Job: Show all lines from the listing below that contain "betetzen".
=== Records for the task ===
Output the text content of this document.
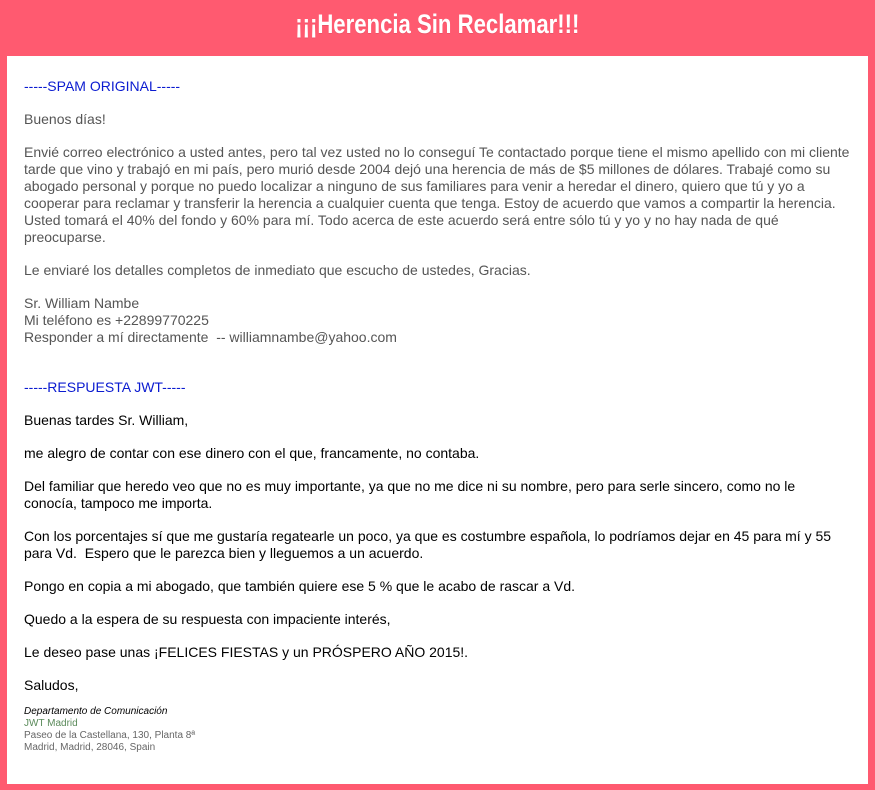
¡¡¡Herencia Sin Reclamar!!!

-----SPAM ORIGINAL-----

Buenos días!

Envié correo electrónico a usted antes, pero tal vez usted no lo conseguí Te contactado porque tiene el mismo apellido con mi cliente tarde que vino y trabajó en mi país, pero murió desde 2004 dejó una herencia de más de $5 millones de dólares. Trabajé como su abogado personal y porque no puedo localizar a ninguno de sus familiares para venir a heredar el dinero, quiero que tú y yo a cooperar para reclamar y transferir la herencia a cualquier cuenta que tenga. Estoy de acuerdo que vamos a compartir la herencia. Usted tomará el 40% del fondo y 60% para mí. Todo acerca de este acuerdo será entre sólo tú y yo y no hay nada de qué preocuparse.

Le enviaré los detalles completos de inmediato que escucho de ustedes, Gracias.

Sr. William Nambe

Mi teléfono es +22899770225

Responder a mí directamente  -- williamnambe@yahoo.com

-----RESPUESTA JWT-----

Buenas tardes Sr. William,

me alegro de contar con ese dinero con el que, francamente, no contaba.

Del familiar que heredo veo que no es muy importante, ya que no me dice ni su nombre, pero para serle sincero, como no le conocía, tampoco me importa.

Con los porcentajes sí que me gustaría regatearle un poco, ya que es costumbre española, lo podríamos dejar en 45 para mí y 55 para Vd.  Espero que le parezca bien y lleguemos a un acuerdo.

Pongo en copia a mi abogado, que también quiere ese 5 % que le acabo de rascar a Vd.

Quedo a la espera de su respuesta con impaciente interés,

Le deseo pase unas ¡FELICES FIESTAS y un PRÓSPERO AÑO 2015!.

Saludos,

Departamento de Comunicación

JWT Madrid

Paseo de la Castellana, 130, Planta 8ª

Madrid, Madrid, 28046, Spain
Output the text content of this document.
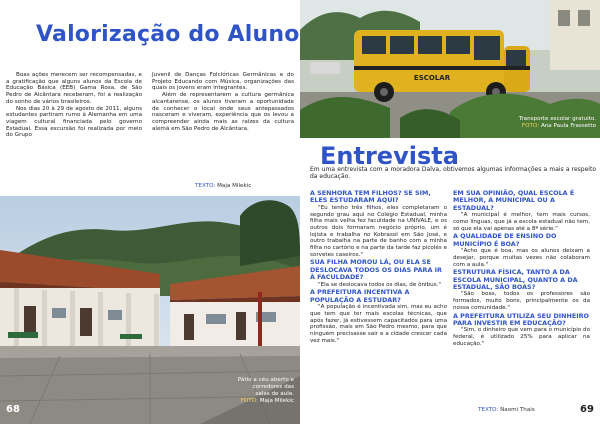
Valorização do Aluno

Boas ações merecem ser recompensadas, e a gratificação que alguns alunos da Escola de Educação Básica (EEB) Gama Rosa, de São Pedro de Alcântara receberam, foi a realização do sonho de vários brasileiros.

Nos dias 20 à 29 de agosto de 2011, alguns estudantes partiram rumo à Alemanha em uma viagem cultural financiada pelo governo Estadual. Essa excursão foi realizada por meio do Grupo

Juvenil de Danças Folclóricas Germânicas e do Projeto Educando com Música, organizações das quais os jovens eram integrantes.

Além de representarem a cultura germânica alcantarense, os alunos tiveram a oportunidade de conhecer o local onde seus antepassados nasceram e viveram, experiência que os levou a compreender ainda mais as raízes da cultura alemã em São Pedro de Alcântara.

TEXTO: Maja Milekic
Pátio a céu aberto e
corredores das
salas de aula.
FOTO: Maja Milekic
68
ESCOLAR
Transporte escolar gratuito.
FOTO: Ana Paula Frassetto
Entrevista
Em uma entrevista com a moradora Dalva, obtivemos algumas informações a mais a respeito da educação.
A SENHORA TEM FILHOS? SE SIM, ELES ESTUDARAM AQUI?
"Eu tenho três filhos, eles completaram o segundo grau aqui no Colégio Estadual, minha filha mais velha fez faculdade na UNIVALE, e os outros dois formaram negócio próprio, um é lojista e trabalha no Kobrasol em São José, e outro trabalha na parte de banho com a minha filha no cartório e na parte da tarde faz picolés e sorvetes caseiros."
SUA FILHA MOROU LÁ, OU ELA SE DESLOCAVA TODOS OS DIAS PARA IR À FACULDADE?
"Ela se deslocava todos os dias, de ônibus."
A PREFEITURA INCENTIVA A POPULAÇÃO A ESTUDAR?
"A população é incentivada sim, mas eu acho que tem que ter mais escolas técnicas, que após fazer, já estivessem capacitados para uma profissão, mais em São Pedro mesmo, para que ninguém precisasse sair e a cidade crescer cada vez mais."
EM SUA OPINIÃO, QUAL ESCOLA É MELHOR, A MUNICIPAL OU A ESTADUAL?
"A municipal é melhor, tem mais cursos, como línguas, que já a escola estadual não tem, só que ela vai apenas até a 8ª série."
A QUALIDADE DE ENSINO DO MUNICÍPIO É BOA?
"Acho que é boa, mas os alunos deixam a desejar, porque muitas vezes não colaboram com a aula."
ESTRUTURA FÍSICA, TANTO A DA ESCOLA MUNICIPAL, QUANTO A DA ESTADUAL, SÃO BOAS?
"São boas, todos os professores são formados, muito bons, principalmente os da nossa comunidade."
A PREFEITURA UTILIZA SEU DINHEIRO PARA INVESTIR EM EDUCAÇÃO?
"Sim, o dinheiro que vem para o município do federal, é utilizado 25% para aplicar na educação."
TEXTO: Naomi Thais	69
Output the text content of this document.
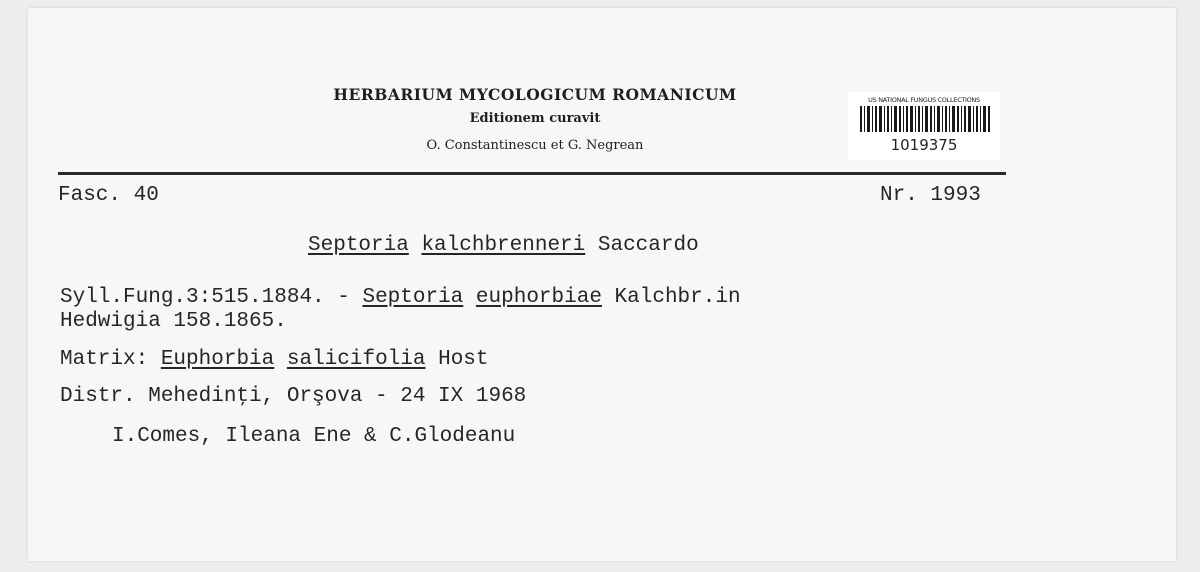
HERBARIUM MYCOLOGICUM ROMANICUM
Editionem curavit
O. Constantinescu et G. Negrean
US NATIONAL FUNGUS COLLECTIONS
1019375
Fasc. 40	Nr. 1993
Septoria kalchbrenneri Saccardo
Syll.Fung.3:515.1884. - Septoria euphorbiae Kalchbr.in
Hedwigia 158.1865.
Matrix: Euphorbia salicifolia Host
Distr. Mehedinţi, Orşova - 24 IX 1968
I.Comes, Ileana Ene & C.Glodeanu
===
=== Records for the task ===
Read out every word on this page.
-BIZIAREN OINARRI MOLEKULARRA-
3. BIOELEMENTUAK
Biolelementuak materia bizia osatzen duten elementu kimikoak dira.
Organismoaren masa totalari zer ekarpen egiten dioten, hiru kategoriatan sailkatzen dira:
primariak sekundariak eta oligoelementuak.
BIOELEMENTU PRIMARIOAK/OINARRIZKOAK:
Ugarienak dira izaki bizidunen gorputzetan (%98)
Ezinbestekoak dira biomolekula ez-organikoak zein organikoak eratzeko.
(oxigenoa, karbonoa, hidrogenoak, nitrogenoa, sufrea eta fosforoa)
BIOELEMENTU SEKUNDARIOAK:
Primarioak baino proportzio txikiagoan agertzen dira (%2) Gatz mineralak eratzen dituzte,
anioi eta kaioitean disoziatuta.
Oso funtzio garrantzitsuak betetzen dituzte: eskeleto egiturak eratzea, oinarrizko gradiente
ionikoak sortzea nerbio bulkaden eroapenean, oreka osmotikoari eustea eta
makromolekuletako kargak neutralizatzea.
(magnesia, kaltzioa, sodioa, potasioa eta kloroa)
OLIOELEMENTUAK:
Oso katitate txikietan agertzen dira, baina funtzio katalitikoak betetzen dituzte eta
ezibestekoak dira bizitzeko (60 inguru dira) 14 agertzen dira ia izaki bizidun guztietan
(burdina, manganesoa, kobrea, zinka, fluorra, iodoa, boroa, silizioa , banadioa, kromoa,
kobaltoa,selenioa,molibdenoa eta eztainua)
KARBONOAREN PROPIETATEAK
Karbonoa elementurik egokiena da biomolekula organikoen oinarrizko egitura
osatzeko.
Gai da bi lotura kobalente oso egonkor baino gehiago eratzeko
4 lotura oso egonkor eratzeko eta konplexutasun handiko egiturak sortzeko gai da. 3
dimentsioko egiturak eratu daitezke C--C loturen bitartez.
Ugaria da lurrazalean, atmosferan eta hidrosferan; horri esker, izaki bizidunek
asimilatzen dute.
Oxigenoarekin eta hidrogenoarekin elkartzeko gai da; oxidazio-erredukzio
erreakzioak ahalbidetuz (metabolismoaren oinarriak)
===
=== Records for the task ===
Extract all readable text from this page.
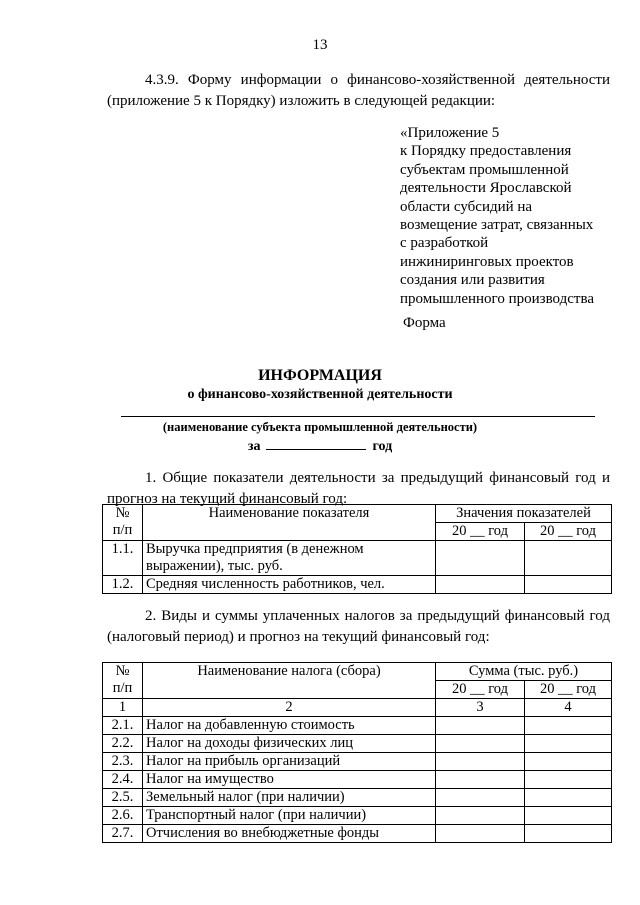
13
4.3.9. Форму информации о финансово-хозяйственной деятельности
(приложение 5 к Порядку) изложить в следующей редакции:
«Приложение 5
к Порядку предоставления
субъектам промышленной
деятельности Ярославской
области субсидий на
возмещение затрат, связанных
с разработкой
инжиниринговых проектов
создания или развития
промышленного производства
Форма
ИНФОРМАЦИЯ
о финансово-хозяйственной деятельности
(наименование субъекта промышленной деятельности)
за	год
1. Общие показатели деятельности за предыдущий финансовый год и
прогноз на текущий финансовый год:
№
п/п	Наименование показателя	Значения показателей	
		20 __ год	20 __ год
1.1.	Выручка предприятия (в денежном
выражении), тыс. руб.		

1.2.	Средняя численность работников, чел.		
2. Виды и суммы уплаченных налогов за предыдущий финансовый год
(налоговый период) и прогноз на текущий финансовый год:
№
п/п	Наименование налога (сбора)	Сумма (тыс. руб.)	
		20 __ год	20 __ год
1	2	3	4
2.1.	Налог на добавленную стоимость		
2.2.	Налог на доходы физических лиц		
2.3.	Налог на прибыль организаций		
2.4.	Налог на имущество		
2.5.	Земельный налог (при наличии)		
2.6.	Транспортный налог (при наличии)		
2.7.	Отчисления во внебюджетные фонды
===
Correct response:
Oso funtzio garrantzitsuak betetzen dituzte: eskeleto egiturak eratzea, oinarrizko gradiente
Oso katitate txikietan agertzen dira, baina funtzio katalitikoak betetzen dituzte eta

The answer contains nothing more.